→ Short task:
Give the count of lines holding the string "Disk" and nothing else.

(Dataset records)
>> Start

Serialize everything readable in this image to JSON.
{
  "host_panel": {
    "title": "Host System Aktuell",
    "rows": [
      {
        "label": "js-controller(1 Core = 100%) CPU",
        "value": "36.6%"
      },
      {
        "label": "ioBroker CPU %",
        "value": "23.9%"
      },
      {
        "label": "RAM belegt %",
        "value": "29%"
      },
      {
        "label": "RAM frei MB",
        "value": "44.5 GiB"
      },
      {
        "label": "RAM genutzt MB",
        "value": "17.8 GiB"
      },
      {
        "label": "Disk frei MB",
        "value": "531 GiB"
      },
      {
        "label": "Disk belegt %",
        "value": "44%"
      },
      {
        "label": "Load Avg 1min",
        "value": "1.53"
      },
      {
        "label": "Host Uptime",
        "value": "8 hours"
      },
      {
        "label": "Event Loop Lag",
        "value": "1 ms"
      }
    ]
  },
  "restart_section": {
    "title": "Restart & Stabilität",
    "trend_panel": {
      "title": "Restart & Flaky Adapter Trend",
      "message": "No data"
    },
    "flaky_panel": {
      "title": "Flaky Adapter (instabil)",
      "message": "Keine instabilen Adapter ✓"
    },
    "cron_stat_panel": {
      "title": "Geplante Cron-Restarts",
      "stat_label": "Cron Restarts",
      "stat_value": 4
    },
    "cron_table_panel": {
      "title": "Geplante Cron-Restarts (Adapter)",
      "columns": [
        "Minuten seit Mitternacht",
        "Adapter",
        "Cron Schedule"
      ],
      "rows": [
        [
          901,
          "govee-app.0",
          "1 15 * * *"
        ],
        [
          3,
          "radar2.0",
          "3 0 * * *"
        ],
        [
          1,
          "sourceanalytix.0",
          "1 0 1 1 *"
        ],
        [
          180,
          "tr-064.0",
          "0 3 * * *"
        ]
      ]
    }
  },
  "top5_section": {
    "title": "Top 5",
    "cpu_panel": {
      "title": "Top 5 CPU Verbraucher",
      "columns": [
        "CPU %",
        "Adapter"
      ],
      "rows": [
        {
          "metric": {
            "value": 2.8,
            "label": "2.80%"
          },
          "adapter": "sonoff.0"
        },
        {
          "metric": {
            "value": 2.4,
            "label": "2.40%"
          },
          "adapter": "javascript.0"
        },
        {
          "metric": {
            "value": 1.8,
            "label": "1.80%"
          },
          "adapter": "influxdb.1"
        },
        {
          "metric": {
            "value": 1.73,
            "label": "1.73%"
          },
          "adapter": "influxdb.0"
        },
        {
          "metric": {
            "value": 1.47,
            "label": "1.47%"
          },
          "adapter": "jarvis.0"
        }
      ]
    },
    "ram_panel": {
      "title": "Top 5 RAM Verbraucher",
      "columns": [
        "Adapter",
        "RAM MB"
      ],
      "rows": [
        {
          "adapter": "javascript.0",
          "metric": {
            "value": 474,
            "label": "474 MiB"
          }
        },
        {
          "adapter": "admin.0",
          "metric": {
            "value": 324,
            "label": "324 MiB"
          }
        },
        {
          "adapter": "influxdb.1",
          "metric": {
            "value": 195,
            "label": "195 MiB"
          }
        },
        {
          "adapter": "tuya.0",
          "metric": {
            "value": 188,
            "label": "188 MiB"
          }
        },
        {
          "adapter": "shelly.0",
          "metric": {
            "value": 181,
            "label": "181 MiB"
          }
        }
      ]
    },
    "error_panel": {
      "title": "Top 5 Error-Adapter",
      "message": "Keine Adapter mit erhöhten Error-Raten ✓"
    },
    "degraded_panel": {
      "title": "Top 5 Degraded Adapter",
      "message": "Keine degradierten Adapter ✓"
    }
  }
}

>> End

→ Written answer:
2